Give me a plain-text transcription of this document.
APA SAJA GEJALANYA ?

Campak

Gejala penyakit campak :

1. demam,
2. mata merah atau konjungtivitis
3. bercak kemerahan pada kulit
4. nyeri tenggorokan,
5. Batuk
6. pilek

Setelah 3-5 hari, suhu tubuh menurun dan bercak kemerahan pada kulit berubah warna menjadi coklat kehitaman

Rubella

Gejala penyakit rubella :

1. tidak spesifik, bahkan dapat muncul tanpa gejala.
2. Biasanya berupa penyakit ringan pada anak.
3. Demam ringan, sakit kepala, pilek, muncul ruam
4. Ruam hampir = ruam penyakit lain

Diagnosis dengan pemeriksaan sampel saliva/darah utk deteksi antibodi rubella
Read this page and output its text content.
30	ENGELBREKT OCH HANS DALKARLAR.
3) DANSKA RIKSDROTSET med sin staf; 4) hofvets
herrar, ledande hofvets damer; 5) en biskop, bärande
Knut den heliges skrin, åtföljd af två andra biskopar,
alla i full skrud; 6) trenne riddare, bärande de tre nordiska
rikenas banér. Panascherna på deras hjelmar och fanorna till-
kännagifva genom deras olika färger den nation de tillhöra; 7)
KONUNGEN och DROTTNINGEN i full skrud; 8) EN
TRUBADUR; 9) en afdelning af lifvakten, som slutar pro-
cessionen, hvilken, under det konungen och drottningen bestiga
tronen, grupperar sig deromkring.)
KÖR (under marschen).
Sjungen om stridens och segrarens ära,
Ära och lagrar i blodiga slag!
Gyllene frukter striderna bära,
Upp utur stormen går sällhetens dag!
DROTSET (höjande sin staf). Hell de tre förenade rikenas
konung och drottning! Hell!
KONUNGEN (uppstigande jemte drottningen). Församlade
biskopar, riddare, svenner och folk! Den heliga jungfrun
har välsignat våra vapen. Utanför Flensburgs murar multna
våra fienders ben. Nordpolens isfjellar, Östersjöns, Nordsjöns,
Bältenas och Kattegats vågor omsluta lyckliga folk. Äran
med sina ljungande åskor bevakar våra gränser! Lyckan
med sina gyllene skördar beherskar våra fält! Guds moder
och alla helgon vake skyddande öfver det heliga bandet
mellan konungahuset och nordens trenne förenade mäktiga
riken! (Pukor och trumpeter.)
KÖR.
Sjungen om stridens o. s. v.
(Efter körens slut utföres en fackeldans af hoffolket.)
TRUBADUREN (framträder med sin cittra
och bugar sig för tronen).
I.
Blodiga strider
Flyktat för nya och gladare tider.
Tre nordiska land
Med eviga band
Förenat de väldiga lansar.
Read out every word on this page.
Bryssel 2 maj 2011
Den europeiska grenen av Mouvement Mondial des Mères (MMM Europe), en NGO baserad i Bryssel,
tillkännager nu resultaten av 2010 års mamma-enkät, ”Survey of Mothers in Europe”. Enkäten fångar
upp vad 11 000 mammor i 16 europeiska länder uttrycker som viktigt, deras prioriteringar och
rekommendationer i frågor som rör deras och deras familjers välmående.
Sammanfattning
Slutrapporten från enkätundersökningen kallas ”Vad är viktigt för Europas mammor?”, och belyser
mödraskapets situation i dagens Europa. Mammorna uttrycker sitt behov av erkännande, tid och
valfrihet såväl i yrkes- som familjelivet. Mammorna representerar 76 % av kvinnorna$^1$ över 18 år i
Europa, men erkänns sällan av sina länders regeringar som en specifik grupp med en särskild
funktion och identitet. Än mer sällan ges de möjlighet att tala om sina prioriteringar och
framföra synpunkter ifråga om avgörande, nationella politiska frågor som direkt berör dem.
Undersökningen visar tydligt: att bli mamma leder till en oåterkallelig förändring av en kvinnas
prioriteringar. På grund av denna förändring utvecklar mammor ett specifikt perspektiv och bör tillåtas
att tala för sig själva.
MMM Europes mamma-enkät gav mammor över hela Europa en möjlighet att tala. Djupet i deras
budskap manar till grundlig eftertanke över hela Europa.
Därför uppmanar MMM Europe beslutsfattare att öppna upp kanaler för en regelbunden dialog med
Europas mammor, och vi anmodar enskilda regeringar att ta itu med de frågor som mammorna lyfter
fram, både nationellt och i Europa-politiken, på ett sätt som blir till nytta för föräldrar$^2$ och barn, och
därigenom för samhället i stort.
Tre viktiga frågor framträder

* _ACTIVITY_: Output the records verbatim, from the first line to the last.

* _EXERCISE RESPONSE_:
Give me a plain-text transcription of this document.
APA SAJA GEJALANYA ?

Campak

Gejala penyakit campak :

1. demam,
2. mata merah atau konjungtivitis
3. bercak kemerahan pada kulit
4. nyeri tenggorokan,
5. Batuk
6. pilek

Setelah 3-5 hari, suhu tubuh menurun dan bercak kemerahan pada kulit berubah warna menjadi coklat kehitaman

Rubella

Gejala penyakit rubella :

1. tidak spesifik, bahkan dapat muncul tanpa gejala.
2. Biasanya berupa penyakit ringan pada anak.
3. Demam ringan, sakit kepala, pilek, muncul ruam
4. Ruam hampir = ruam penyakit lain

Diagnosis dengan pemeriksaan sampel saliva/darah utk deteksi antibodi rubella
Read this page and output its text content.
30	ENGELBREKT OCH HANS DALKARLAR.
3) DANSKA RIKSDROTSET med sin staf; 4) hofvets
herrar, ledande hofvets damer; 5) en biskop, bärande
Knut den heliges skrin, åtföljd af två andra biskopar,
alla i full skrud; 6) trenne riddare, bärande de tre nordiska
rikenas banér. Panascherna på deras hjelmar och fanorna till-
kännagifva genom deras olika färger den nation de tillhöra; 7)
KONUNGEN och DROTTNINGEN i full skrud; 8) EN
TRUBADUR; 9) en afdelning af lifvakten, som slutar pro-
cessionen, hvilken, under det konungen och drottningen bestiga
tronen, grupperar sig deromkring.)
KÖR (under marschen).
Sjungen om stridens och segrarens ära,
Ära och lagrar i blodiga slag!
Gyllene frukter striderna bära,
Upp utur stormen går sällhetens dag!
DROTSET (höjande sin staf). Hell de tre förenade rikenas
konung och drottning! Hell!
KONUNGEN (uppstigande jemte drottningen). Församlade
biskopar, riddare, svenner och folk! Den heliga jungfrun
har välsignat våra vapen. Utanför Flensburgs murar multna
våra fienders ben. Nordpolens isfjellar, Östersjöns, Nordsjöns,
Bältenas och Kattegats vågor omsluta lyckliga folk. Äran
med sina ljungande åskor bevakar våra gränser! Lyckan
med sina gyllene skördar beherskar våra fält! Guds moder
och alla helgon vake skyddande öfver det heliga bandet
mellan konungahuset och nordens trenne förenade mäktiga
riken! (Pukor och trumpeter.)
KÖR.
Sjungen om stridens o. s. v.
(Efter körens slut utföres en fackeldans af hoffolket.)
TRUBADUREN (framträder med sin cittra
och bugar sig för tronen).
I.
Blodiga strider
Flyktat för nya och gladare tider.
Tre nordiska land
Med eviga band
Förenat de väldiga lansar.
Read out every word on this page.
Bryssel 2 maj 2011
Den europeiska grenen av Mouvement Mondial des Mères (MMM Europe), en NGO baserad i Bryssel,
tillkännager nu resultaten av 2010 års mamma-enkät, ”Survey of Mothers in Europe”. Enkäten fångar
upp vad 11 000 mammor i 16 europeiska länder uttrycker som viktigt, deras prioriteringar och
rekommendationer i frågor som rör deras och deras familjers välmående.
Sammanfattning
Slutrapporten från enkätundersökningen kallas ”Vad är viktigt för Europas mammor?”, och belyser
mödraskapets situation i dagens Europa. Mammorna uttrycker sitt behov av erkännande, tid och
valfrihet såväl i yrkes- som familjelivet. Mammorna representerar 76 % av kvinnorna$^1$ över 18 år i
Europa, men erkänns sällan av sina länders regeringar som en specifik grupp med en särskild
funktion och identitet. Än mer sällan ges de möjlighet att tala om sina prioriteringar och
framföra synpunkter ifråga om avgörande, nationella politiska frågor som direkt berör dem.
Undersökningen visar tydligt: att bli mamma leder till en oåterkallelig förändring av en kvinnas
prioriteringar. På grund av denna förändring utvecklar mammor ett specifikt perspektiv och bör tillåtas
att tala för sig själva.
MMM Europes mamma-enkät gav mammor över hela Europa en möjlighet att tala. Djupet i deras
budskap manar till grundlig eftertanke över hela Europa.
Därför uppmanar MMM Europe beslutsfattare att öppna upp kanaler för en regelbunden dialog med
Europas mammor, och vi anmodar enskilda regeringar att ta itu med de frågor som mammorna lyfter
fram, både nationellt och i Europa-politiken, på ett sätt som blir till nytta för föräldrar$^2$ och barn, och
därigenom för samhället i stort.
Tre viktiga frågor framträder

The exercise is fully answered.